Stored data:
********************

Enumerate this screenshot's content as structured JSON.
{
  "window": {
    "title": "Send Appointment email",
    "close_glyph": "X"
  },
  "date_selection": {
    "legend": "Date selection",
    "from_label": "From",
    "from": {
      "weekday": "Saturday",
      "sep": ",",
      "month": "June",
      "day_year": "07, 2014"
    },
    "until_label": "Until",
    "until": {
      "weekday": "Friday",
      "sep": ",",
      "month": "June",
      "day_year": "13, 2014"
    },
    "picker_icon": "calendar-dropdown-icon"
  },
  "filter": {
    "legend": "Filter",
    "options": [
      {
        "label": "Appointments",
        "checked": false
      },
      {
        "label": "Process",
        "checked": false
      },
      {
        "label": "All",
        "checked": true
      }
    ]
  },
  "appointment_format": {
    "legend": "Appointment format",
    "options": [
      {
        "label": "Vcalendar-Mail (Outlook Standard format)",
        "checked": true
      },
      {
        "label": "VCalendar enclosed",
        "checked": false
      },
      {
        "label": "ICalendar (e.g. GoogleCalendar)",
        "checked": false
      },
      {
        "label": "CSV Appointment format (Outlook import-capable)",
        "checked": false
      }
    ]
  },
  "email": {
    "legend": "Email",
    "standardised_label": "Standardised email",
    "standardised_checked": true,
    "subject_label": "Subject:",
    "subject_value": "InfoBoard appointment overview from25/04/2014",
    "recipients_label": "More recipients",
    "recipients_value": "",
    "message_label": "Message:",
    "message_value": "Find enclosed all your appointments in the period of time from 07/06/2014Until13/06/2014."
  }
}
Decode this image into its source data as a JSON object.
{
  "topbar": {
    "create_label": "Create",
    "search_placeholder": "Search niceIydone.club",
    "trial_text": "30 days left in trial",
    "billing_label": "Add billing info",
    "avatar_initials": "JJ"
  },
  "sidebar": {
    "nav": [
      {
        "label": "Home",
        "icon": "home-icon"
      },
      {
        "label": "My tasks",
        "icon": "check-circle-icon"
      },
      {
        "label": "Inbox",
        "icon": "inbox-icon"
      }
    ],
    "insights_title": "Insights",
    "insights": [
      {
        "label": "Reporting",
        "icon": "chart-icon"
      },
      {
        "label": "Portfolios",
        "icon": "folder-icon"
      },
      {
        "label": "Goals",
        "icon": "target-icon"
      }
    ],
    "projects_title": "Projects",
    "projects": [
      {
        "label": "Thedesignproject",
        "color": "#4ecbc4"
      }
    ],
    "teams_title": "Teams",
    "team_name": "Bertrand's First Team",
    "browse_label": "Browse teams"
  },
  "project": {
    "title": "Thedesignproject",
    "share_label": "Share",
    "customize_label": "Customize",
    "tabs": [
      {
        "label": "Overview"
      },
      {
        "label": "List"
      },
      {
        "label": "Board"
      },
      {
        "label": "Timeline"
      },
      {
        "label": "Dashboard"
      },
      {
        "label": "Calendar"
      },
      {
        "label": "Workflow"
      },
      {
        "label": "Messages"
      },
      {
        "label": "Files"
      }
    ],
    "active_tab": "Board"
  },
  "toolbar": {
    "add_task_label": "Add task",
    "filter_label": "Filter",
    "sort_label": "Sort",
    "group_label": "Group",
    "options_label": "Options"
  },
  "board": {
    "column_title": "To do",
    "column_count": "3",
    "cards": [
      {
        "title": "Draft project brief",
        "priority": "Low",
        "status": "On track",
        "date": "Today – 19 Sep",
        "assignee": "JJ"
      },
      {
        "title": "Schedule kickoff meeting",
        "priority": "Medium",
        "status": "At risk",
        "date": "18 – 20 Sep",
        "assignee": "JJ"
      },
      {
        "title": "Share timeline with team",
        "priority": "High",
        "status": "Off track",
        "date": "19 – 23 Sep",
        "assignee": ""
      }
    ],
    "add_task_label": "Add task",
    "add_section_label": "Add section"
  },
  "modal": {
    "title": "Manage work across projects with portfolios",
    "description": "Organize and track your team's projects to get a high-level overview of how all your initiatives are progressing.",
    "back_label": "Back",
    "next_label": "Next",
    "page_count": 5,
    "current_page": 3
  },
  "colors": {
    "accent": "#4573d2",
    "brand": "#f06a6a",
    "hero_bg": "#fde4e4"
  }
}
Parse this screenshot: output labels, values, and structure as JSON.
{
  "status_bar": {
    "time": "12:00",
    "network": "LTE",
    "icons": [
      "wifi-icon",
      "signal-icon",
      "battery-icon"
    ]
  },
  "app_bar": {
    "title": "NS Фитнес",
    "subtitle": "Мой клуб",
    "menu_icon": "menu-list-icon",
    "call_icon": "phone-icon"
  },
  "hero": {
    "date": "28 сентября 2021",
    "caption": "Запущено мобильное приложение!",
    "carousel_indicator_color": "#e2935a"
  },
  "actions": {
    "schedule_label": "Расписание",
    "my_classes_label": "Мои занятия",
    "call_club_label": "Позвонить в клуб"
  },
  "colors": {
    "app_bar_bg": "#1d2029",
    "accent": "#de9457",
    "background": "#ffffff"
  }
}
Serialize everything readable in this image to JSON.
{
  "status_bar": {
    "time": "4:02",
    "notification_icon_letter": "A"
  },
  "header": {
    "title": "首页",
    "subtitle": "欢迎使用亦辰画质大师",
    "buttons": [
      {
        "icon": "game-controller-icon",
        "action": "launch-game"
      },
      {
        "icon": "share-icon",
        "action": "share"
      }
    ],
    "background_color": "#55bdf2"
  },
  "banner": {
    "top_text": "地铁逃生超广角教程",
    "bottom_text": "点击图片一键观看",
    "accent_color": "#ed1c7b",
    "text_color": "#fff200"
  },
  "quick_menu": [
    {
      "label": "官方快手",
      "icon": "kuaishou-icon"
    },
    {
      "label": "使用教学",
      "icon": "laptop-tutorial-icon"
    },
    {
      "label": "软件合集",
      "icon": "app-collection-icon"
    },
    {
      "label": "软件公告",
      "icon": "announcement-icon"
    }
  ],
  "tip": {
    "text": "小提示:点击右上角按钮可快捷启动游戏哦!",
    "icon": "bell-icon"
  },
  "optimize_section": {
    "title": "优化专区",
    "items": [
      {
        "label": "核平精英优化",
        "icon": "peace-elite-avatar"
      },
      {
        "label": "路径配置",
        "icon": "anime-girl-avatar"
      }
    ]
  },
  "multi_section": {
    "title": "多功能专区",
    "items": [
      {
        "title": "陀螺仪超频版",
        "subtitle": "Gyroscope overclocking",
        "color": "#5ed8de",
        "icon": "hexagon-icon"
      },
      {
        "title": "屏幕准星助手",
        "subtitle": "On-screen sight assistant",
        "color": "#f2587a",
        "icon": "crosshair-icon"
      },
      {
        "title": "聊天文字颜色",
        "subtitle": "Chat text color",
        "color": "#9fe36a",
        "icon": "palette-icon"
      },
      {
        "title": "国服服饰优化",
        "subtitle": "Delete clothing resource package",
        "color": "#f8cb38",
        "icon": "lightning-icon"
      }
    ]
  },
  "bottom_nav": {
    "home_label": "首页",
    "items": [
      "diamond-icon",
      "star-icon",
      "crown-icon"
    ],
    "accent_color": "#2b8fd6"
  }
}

********************

Objective => Can you reproduce all the material exactly?

Response below =>
Enumerate this screenshot's content as structured JSON.
{
  "window": {
    "title": "Send Appointment email",
    "close_glyph": "X"
  },
  "date_selection": {
    "legend": "Date selection",
    "from_label": "From",
    "from": {
      "weekday": "Saturday",
      "sep": ",",
      "month": "June",
      "day_year": "07, 2014"
    },
    "until_label": "Until",
    "until": {
      "weekday": "Friday",
      "sep": ",",
      "month": "June",
      "day_year": "13, 2014"
    },
    "picker_icon": "calendar-dropdown-icon"
  },
  "filter": {
    "legend": "Filter",
    "options": [
      {
        "label": "Appointments",
        "checked": false
      },
      {
        "label": "Process",
        "checked": false
      },
      {
        "label": "All",
        "checked": true
      }
    ]
  },
  "appointment_format": {
    "legend": "Appointment format",
    "options": [
      {
        "label": "Vcalendar-Mail (Outlook Standard format)",
        "checked": true
      },
      {
        "label": "VCalendar enclosed",
        "checked": false
      },
      {
        "label": "ICalendar (e.g. GoogleCalendar)",
        "checked": false
      },
      {
        "label": "CSV Appointment format (Outlook import-capable)",
        "checked": false
      }
    ]
  },
  "email": {
    "legend": "Email",
    "standardised_label": "Standardised email",
    "standardised_checked": true,
    "subject_label": "Subject:",
    "subject_value": "InfoBoard appointment overview from25/04/2014",
    "recipients_label": "More recipients",
    "recipients_value": "",
    "message_label": "Message:",
    "message_value": "Find enclosed all your appointments in the period of time from 07/06/2014Until13/06/2014."
  }
}
Decode this image into its source data as a JSON object.
{
  "topbar": {
    "create_label": "Create",
    "search_placeholder": "Search niceIydone.club",
    "trial_text": "30 days left in trial",
    "billing_label": "Add billing info",
    "avatar_initials": "JJ"
  },
  "sidebar": {
    "nav": [
      {
        "label": "Home",
        "icon": "home-icon"
      },
      {
        "label": "My tasks",
        "icon": "check-circle-icon"
      },
      {
        "label": "Inbox",
        "icon": "inbox-icon"
      }
    ],
    "insights_title": "Insights",
    "insights": [
      {
        "label": "Reporting",
        "icon": "chart-icon"
      },
      {
        "label": "Portfolios",
        "icon": "folder-icon"
      },
      {
        "label": "Goals",
        "icon": "target-icon"
      }
    ],
    "projects_title": "Projects",
    "projects": [
      {
        "label": "Thedesignproject",
        "color": "#4ecbc4"
      }
    ],
    "teams_title": "Teams",
    "team_name": "Bertrand's First Team",
    "browse_label": "Browse teams"
  },
  "project": {
    "title": "Thedesignproject",
    "share_label": "Share",
    "customize_label": "Customize",
    "tabs": [
      {
        "label": "Overview"
      },
      {
        "label": "List"
      },
      {
        "label": "Board"
      },
      {
        "label": "Timeline"
      },
      {
        "label": "Dashboard"
      },
      {
        "label": "Calendar"
      },
      {
        "label": "Workflow"
      },
      {
        "label": "Messages"
      },
      {
        "label": "Files"
      }
    ],
    "active_tab": "Board"
  },
  "toolbar": {
    "add_task_label": "Add task",
    "filter_label": "Filter",
    "sort_label": "Sort",
    "group_label": "Group",
    "options_label": "Options"
  },
  "board": {
    "column_title": "To do",
    "column_count": "3",
    "cards": [
      {
        "title": "Draft project brief",
        "priority": "Low",
        "status": "On track",
        "date": "Today – 19 Sep",
        "assignee": "JJ"
      },
      {
        "title": "Schedule kickoff meeting",
        "priority": "Medium",
        "status": "At risk",
        "date": "18 – 20 Sep",
        "assignee": "JJ"
      },
      {
        "title": "Share timeline with team",
        "priority": "High",
        "status": "Off track",
        "date": "19 – 23 Sep",
        "assignee": ""
      }
    ],
    "add_task_label": "Add task",
    "add_section_label": "Add section"
  },
  "modal": {
    "title": "Manage work across projects with portfolios",
    "description": "Organize and track your team's projects to get a high-level overview of how all your initiatives are progressing.",
    "back_label": "Back",
    "next_label": "Next",
    "page_count": 5,
    "current_page": 3
  },
  "colors": {
    "accent": "#4573d2",
    "brand": "#f06a6a",
    "hero_bg": "#fde4e4"
  }
}
Parse this screenshot: output labels, values, and structure as JSON.
{
  "status_bar": {
    "time": "12:00",
    "network": "LTE",
    "icons": [
      "wifi-icon",
      "signal-icon",
      "battery-icon"
    ]
  },
  "app_bar": {
    "title": "NS Фитнес",
    "subtitle": "Мой клуб",
    "menu_icon": "menu-list-icon",
    "call_icon": "phone-icon"
  },
  "hero": {
    "date": "28 сентября 2021",
    "caption": "Запущено мобильное приложение!",
    "carousel_indicator_color": "#e2935a"
  },
  "actions": {
    "schedule_label": "Расписание",
    "my_classes_label": "Мои занятия",
    "call_club_label": "Позвонить в клуб"
  },
  "colors": {
    "app_bar_bg": "#1d2029",
    "accent": "#de9457",
    "background": "#ffffff"
  }
}
Serialize everything readable in this image to JSON.
{
  "status_bar": {
    "time": "4:02",
    "notification_icon_letter": "A"
  },
  "header": {
    "title": "首页",
    "subtitle": "欢迎使用亦辰画质大师",
    "buttons": [
      {
        "icon": "game-controller-icon",
        "action": "launch-game"
      },
      {
        "icon": "share-icon",
        "action": "share"
      }
    ],
    "background_color": "#55bdf2"
  },
  "banner": {
    "top_text": "地铁逃生超广角教程",
    "bottom_text": "点击图片一键观看",
    "accent_color": "#ed1c7b",
    "text_color": "#fff200"
  },
  "quick_menu": [
    {
      "label": "官方快手",
      "icon": "kuaishou-icon"
    },
    {
      "label": "使用教学",
      "icon": "laptop-tutorial-icon"
    },
    {
      "label": "软件合集",
      "icon": "app-collection-icon"
    },
    {
      "label": "软件公告",
      "icon": "announcement-icon"
    }
  ],
  "tip": {
    "text": "小提示:点击右上角按钮可快捷启动游戏哦!",
    "icon": "bell-icon"
  },
  "optimize_section": {
    "title": "优化专区",
    "items": [
      {
        "label": "核平精英优化",
        "icon": "peace-elite-avatar"
      },
      {
        "label": "路径配置",
        "icon": "anime-girl-avatar"
      }
    ]
  },
  "multi_section": {
    "title": "多功能专区",
    "items": [
      {
        "title": "陀螺仪超频版",
        "subtitle": "Gyroscope overclocking",
        "color": "#5ed8de",
        "icon": "hexagon-icon"
      },
      {
        "title": "屏幕准星助手",
        "subtitle": "On-screen sight assistant",
        "color": "#f2587a",
        "icon": "crosshair-icon"
      },
      {
        "title": "聊天文字颜色",
        "subtitle": "Chat text color",
        "color": "#9fe36a",
        "icon": "palette-icon"
      },
      {
        "title": "国服服饰优化",
        "subtitle": "Delete clothing resource package",
        "color": "#f8cb38",
        "icon": "lightning-icon"
      }
    ]
  },
  "bottom_nav": {
    "home_label": "首页",
    "items": [
      "diamond-icon",
      "star-icon",
      "crown-icon"
    ],
    "accent_color": "#2b8fd6"
  }
}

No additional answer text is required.